● HOW TO COMPLETE THIS TASK
When you copy the entries, omit the images and keep every word as it is.

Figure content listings

● ● ●

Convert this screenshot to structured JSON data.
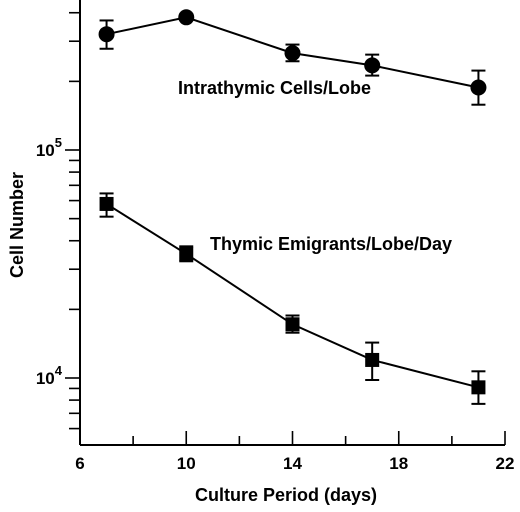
{
  "chart_data": {
    "type": "line",
    "title": "",
    "xlabel": "Culture Period (days)",
    "ylabel": "Cell Number",
    "xscale": "linear",
    "yscale": "log",
    "xlim": [
      6,
      22
    ],
    "ylim": [
      5000,
      400000
    ],
    "grid": false,
    "legend": "none",
    "x_ticks": [
      6,
      10,
      14,
      18,
      22
    ],
    "x_tick_labels": [
      "6",
      "10",
      "14",
      "18",
      "22"
    ],
    "y_labeled_ticks": [
      {
        "value": 10000,
        "base": "10",
        "exp": "4"
      },
      {
        "value": 100000,
        "base": "10",
        "exp": "5"
      }
    ],
    "series": [
      {
        "name": "Intrathymic Cells/Lobe",
        "marker": "circle",
        "x": [
          7,
          10,
          14,
          17,
          21
        ],
        "y": [
          322000,
          382000,
          266000,
          235000,
          188000
        ],
        "y_err_low": [
          278000,
          382000,
          245000,
          212000,
          158000
        ],
        "y_err_high": [
          370000,
          382000,
          290000,
          262000,
          223000
        ]
      },
      {
        "name": "Thymic Emigrants/Lobe/Day",
        "marker": "square",
        "x": [
          7,
          10,
          14,
          17,
          21
        ],
        "y": [
          58000,
          35000,
          17200,
          12000,
          9100
        ],
        "y_err_low": [
          51000,
          32500,
          15800,
          9800,
          7700
        ],
        "y_err_high": [
          64500,
          37800,
          18800,
          14300,
          10700
        ]
      }
    ]
  }
}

● ● ●

● RESPONSE TO THE TASK
Convert this screenshot to structured JSON data.
{
  "chart_data": {
    "type": "line",
    "title": "",
    "xlabel": "Culture Period (days)",
    "ylabel": "Cell Number",
    "xscale": "linear",
    "yscale": "log",
    "xlim": [
      6,
      22
    ],
    "ylim": [
      5000,
      400000
    ],
    "grid": false,
    "legend": "none",
    "x_ticks": [
      6,
      10,
      14,
      18,
      22
    ],
    "x_tick_labels": [
      "6",
      "10",
      "14",
      "18",
      "22"
    ],
    "y_labeled_ticks": [
      {
        "value": 10000,
        "base": "10",
        "exp": "4"
      },
      {
        "value": 100000,
        "base": "10",
        "exp": "5"
      }
    ],
    "series": [
      {
        "name": "Intrathymic Cells/Lobe",
        "marker": "circle",
        "x": [
          7,
          10,
          14,
          17,
          21
        ],
        "y": [
          322000,
          382000,
          266000,
          235000,
          188000
        ],
        "y_err_low": [
          278000,
          382000,
          245000,
          212000,
          158000
        ],
        "y_err_high": [
          370000,
          382000,
          290000,
          262000,
          223000
        ]
      },
      {
        "name": "Thymic Emigrants/Lobe/Day",
        "marker": "square",
        "x": [
          7,
          10,
          14,
          17,
          21
        ],
        "y": [
          58000,
          35000,
          17200,
          12000,
          9100
        ],
        "y_err_low": [
          51000,
          32500,
          15800,
          9800,
          7700
        ],
        "y_err_high": [
          64500,
          37800,
          18800,
          14300,
          10700
        ]
      }
    ]
  }
}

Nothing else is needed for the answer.